### Aim of the task
Lines containing the word "plus" are to be located and copied.

[Data items]
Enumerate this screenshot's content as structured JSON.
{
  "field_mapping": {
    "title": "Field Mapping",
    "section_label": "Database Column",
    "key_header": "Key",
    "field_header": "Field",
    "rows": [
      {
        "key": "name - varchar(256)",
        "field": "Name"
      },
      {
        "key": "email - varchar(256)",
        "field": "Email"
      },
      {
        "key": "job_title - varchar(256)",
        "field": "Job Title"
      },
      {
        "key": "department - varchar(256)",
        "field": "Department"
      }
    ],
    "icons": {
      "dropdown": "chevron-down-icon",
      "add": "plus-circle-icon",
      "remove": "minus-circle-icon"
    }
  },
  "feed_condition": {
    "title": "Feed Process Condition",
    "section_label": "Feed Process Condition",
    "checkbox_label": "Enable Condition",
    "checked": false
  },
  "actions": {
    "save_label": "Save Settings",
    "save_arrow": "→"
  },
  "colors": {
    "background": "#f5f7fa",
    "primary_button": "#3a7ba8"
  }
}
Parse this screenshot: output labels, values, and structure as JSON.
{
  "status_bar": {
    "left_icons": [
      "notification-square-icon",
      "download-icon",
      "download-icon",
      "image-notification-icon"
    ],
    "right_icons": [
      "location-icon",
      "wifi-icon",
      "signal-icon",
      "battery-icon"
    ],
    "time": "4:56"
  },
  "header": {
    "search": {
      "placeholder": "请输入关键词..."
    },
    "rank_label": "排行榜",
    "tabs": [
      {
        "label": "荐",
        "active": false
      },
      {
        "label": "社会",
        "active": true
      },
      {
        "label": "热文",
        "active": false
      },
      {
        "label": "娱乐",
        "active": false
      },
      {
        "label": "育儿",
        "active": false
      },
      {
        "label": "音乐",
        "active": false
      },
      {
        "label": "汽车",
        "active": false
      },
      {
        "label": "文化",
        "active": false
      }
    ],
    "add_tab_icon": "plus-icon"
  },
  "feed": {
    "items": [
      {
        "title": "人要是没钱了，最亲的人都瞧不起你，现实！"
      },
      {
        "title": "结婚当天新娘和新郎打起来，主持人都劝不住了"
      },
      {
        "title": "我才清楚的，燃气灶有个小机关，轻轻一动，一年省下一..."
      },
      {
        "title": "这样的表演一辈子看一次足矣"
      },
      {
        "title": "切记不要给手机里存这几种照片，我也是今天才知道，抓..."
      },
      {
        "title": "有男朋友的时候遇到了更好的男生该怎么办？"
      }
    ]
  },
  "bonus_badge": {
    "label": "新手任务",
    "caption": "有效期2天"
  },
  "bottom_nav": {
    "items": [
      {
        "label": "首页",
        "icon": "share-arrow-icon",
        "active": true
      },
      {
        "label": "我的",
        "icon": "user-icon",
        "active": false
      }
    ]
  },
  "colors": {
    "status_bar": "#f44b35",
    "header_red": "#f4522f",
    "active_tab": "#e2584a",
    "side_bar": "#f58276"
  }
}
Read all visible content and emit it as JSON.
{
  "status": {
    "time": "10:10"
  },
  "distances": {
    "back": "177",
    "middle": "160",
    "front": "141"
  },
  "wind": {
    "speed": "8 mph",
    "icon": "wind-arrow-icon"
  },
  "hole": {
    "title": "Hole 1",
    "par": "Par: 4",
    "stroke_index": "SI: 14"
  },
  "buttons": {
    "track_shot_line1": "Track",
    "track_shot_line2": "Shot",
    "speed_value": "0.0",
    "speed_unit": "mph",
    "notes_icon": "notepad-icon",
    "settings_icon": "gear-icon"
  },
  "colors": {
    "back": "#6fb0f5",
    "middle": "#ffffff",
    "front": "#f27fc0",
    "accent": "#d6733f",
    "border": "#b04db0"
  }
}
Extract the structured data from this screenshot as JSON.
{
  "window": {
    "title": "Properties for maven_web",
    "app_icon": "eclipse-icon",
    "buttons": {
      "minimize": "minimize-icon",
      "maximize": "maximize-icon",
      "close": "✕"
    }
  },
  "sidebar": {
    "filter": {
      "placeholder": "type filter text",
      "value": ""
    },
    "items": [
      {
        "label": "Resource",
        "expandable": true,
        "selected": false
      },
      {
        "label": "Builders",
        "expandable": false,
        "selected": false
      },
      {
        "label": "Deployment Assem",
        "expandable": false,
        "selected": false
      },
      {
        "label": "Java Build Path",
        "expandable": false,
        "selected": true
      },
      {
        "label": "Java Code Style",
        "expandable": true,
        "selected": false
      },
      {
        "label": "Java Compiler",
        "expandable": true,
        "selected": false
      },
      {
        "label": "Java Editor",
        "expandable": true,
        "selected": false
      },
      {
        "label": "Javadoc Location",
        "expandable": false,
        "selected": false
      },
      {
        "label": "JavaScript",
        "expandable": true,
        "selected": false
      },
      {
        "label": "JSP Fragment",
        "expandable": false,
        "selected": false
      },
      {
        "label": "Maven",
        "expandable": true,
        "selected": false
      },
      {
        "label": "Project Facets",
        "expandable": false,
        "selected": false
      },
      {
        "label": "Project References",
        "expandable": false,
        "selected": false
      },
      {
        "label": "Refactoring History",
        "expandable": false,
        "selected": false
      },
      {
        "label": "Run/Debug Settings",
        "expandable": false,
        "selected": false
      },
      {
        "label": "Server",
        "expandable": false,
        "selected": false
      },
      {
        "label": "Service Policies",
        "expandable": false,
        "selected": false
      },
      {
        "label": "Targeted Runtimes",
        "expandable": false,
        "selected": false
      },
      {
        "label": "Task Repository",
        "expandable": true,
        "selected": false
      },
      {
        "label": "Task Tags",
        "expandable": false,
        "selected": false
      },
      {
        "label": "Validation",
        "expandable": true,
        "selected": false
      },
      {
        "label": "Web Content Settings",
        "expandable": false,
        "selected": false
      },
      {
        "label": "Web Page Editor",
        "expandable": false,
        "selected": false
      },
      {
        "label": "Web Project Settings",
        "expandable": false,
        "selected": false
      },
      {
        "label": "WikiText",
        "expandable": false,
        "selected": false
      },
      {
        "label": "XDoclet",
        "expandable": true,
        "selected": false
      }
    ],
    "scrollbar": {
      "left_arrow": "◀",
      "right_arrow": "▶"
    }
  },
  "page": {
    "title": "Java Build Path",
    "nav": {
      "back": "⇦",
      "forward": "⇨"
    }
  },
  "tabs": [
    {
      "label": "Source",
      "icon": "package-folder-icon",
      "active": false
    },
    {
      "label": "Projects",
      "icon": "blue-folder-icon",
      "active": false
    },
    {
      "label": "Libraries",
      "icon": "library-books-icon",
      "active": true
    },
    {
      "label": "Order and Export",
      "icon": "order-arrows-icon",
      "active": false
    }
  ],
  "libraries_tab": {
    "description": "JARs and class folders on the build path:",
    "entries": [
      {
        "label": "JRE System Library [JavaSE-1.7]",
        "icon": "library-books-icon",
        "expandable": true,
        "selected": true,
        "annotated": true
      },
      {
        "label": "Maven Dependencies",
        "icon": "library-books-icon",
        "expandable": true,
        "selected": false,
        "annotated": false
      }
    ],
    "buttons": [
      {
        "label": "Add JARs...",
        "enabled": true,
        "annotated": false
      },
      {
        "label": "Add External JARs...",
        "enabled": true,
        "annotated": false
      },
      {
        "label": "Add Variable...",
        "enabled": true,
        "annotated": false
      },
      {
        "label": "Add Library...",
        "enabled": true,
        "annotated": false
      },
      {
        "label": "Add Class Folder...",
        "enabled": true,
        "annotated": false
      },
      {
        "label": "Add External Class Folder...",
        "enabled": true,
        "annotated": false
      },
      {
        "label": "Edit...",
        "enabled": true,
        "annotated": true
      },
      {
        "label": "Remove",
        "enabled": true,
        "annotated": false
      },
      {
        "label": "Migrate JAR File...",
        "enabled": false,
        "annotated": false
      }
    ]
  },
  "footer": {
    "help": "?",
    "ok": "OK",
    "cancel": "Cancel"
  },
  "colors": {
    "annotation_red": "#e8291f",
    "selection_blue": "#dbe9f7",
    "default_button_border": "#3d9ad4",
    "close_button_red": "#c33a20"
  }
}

### Final result
      "add": "plus-circle-icon",
    "add_tab_icon": "plus-icon"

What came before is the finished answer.